The main results are that five studies (RCTs) met the inclusion criteria; all interventions were adjuncts to conventional therapy, four related to educational intervention (Niebel et al., 2000; Chinn et al., 2002; Staab et al., 2002, 2006). Four focused on intervention directed towards the parents; data synthesis was not possible. Psychological interventions remain virtually unevaluated by studies of robust design; the only included study (Sokel et al., 1993) examined the effect of relaxation techniques (hypnotherapy and biofeedback) on severity. Some educational studies identified significant improvements in disease severity between intervention groups. The largest trial to date, conducted in Germany (Staab et al., 2006) evaluated long-term outcomes and found significant improvements in both disease severity at 1 year (3 months to 7 years, p = 0.0002; 8–12 years, p = 0.003; 13–18 years, p = 0.0001) and parental quality of life (3 months to 7 years, p = 0.0001; 8–12 years, p = 0.002), for children with atopic eczema. One study by Niebel et al. (2002) found that video-based education was more effective in improving severity than direct education and the control (discussion) (p < 0.001). The single psychological study found that relaxation techniques improved clinical severity as compared to the control at 20 weeks (t = 2.13) but of borderline significance (p = 0.042) (Sokel et al., 1993).

In conclusion, the lack of rigorously designed trials (excluding the study by Staab et al., 2006) provides only limited evidence of the effectiveness of educational and psychological interventions in helping to manage the condition of children with atopic eczema. Evidence from included and adult studies (e.g. Ehlers et al., 1995; Gradwell et al., 2002) indicated that different service delivery models were in operation, including multiprofessional eczema schools, which were more common in countries such as Germany and the nurse-led clinic model, which was utilised in the UK. These different models of service delivery require further and comparative evaluation to examine their cost-effectiveness and suitability for different health systems.

### Data extract:

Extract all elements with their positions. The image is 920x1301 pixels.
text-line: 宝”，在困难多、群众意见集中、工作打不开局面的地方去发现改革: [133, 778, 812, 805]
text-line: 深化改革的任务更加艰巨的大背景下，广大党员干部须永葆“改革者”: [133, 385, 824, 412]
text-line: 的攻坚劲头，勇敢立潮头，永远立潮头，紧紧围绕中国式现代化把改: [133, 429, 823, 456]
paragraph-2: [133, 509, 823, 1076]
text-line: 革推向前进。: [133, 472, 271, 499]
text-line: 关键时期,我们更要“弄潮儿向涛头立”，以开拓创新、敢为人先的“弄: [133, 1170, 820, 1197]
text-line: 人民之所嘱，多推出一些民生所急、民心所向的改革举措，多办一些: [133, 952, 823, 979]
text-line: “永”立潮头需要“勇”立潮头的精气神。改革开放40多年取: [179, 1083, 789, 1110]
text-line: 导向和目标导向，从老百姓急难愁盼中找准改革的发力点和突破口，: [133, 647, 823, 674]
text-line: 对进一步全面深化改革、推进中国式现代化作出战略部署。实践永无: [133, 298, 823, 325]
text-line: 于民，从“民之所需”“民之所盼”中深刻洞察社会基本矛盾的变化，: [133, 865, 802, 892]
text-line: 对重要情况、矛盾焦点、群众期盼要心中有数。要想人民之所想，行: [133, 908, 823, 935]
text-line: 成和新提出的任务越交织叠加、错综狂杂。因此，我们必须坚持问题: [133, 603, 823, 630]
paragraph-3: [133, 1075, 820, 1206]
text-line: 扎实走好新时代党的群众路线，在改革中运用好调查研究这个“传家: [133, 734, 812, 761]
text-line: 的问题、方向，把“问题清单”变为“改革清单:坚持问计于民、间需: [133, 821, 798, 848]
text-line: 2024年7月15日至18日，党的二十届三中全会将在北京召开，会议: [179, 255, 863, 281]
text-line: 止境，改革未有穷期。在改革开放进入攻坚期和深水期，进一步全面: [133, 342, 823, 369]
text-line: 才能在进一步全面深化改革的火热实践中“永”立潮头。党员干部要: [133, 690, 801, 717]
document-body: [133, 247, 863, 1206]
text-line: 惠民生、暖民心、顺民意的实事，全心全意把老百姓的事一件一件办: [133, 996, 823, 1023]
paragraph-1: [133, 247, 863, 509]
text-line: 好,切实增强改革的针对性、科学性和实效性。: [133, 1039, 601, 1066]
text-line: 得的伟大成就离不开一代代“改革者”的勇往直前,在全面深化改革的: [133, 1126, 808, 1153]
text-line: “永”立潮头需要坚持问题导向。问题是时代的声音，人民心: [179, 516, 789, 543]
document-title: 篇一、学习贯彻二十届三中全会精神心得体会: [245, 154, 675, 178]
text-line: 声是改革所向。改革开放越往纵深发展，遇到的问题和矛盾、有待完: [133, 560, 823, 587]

### To do:
1. Transcribe the part of the atopic eczema review summary starting with "In conclusion, the" and going on through "different health systems.".
2. Pick up the summary on interventions for children with atopic eczema from where it stops and continue it.
The lines are separate material and have no connection to the text about atopic eczema.

### Task-by-task results:
1.
In conclusion, the lack of rigorously designed trials (excluding the study by Staab et al., 2006) provides only limited evidence of the effectiveness of educational and psychological interventions in helping to manage the condition of children with atopic eczema. Evidence from included and adult studies (e.g. Ehlers et al., 1995; Gradwell et al., 2002) indicated that different service delivery models were in operation, including multiprofessional eczema schools, which were more common in countries such as Germany and the nurse-led clinic model, which was utilised in the UK. These different models of service delivery require further and comparative evaluation to examine their cost-effectiveness and suitability for different health systems.

2.
Drawing on these two reviews there are indications that there may be considerable scope for developing nurse-led dermatology services, especially targeted at groups such as those with atopic eczema requiring educational support. Indeed the National Eczema Society has issued guidance on developing such clinics (Penzer, 2003). The systematic review by Hoare et al. (2000) of treatments for atopic eczema identified the role of specialist nurses as an urgent research priority. An important feature in the development of dermatology services over recent years has been the expansion of nurse-led services. Evidence from a survey conducted of BAD consultants for the BAD Therapy Guidelines and Audit Committee has indicated that there has been a major expansion of nurse-led services in Britain; 69% (n = 183) of consultants had nurse-led clinics, which they anticipated to rise by 91% (Cox, 1999); although more recent data is limited in proving new information, the anecdotal evidence on the UK suggests that these have expanded considerably. These developments are consistent with government nursing strategy to identify where the nursing service can expand its role and enhance its contribution to service delivery where health needs are inadequately or poorly addressed (Department of Health, 2000, 2008). Indeed, the NHS plan policy document highlights nurse-led clinics in dermatology as one of ‘10 key roles for nurses’ in the new NHS (Department of Health 2000, p. 83). Despite the rapid expansion of dermatology services over recent years, the evaluation programme for the expansion of these services has fallen behind, especially in settings such as dermatology. There is also limited knowledge of the precise nature of many of these services and their therapeutic impact.